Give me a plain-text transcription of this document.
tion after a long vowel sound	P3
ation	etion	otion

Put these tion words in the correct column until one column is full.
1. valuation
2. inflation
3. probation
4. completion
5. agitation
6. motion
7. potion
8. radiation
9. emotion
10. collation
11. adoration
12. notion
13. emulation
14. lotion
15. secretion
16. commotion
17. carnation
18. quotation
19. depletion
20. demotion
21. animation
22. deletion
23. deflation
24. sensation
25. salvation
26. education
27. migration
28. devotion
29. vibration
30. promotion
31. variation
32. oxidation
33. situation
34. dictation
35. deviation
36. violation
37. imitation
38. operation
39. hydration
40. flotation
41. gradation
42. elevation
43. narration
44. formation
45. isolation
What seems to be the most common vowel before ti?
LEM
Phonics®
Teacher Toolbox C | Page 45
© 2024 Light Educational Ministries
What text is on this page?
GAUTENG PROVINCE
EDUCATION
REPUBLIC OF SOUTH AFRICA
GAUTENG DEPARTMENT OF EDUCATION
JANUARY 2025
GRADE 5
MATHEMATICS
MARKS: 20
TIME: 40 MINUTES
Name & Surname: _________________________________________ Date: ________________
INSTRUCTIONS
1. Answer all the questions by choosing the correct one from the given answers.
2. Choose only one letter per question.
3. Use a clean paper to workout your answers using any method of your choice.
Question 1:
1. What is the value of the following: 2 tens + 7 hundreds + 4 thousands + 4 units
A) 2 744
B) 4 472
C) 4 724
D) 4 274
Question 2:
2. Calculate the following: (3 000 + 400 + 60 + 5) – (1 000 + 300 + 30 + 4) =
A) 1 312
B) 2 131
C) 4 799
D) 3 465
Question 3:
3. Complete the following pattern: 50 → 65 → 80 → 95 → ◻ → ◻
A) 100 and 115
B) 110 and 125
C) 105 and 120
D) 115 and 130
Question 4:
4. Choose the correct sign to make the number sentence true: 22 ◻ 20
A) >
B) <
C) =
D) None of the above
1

-=-=-

Copy out exactly the lines between the line with "What text is on this page?" and the last line of the entries, counting both of those lines.

● **Response for this exercise**:
What text is on this page?
GAUTENG PROVINCE
EDUCATION
REPUBLIC OF SOUTH AFRICA
GAUTENG DEPARTMENT OF EDUCATION
JANUARY 2025
GRADE 5
MATHEMATICS
MARKS: 20
TIME: 40 MINUTES
Name & Surname: _________________________________________ Date: ________________
INSTRUCTIONS
1. Answer all the questions by choosing the correct one from the given answers.
2. Choose only one letter per question.
3. Use a clean paper to workout your answers using any method of your choice.
Question 1:
1. What is the value of the following: 2 tens + 7 hundreds + 4 thousands + 4 units
A) 2 744
B) 4 472
C) 4 724
D) 4 274
Question 2:
2. Calculate the following: (3 000 + 400 + 60 + 5) – (1 000 + 300 + 30 + 4) =
A) 1 312
B) 2 131
C) 4 799
D) 3 465
Question 3:
3. Complete the following pattern: 50 → 65 → 80 → 95 → ◻ → ◻
A) 100 and 115
B) 110 and 125
C) 105 and 120
D) 115 and 130
Question 4:
4. Choose the correct sign to make the number sentence true: 22 ◻ 20
A) >
B) <
C) =
D) None of the above
1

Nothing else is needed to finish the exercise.